_Problem details_: Look through the data for the string "Kreisleitung". Copy every line where it is found.

Stored entries
****************

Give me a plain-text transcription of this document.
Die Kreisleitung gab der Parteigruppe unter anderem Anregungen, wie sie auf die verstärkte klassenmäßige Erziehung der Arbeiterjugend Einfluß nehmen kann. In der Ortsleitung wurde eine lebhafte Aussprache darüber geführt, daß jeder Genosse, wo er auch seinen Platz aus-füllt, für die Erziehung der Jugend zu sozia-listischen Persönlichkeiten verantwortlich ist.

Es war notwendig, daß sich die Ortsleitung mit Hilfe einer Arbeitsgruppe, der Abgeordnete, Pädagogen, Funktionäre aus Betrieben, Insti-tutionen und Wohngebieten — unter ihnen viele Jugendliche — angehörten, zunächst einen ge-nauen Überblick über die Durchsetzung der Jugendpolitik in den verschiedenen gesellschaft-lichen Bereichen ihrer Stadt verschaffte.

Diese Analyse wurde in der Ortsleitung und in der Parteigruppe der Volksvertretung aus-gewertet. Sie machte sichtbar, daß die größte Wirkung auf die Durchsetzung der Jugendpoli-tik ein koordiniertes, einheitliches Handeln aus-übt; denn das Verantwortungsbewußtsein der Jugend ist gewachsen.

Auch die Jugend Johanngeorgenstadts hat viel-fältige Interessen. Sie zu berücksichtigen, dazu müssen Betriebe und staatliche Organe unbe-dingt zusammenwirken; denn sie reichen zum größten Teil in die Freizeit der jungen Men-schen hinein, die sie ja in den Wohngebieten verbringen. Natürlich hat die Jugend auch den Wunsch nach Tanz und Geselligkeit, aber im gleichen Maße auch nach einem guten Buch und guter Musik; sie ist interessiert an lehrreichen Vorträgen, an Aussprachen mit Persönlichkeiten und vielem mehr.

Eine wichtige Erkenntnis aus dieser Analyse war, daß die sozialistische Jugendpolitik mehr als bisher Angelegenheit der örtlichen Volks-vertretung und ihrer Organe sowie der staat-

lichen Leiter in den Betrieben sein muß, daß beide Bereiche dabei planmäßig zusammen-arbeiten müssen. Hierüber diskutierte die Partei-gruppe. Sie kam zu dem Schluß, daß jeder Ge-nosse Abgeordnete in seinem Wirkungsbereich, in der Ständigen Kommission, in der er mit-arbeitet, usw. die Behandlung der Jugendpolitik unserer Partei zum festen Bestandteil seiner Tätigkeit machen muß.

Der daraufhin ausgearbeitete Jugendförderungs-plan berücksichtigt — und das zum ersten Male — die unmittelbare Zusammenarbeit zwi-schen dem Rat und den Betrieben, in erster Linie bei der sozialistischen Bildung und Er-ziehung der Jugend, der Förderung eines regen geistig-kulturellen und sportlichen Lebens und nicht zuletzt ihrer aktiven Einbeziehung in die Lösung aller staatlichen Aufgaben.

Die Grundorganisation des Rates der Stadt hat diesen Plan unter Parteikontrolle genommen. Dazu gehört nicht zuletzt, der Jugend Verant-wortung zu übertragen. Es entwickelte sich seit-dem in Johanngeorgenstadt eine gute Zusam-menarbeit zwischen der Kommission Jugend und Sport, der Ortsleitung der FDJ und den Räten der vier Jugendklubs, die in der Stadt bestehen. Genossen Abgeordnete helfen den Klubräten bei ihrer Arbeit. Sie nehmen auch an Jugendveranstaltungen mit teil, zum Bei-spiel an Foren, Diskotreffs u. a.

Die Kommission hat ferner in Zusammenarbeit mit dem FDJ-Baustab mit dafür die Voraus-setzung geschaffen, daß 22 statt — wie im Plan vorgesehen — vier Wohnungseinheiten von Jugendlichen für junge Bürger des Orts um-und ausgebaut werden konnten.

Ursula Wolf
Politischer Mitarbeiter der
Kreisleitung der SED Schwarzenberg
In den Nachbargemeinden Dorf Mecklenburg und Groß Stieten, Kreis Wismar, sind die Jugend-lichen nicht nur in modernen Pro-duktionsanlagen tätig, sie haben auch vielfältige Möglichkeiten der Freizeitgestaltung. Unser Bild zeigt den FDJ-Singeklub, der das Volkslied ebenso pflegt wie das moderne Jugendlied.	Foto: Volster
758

****************

_Response for this exercise_:
Die Kreisleitung gab der Parteigruppe unter anderem Anregungen, wie sie auf die verstärkte klassenmäßige Erziehung der Arbeiterjugend Einfluß nehmen kann. In der Ortsleitung wurde eine lebhafte Aussprache darüber geführt, daß jeder Genosse, wo er auch seinen Platz aus-füllt, für die Erziehung der Jugend zu sozia-listischen Persönlichkeiten verantwortlich ist.
Kreisleitung der SED Schwarzenberg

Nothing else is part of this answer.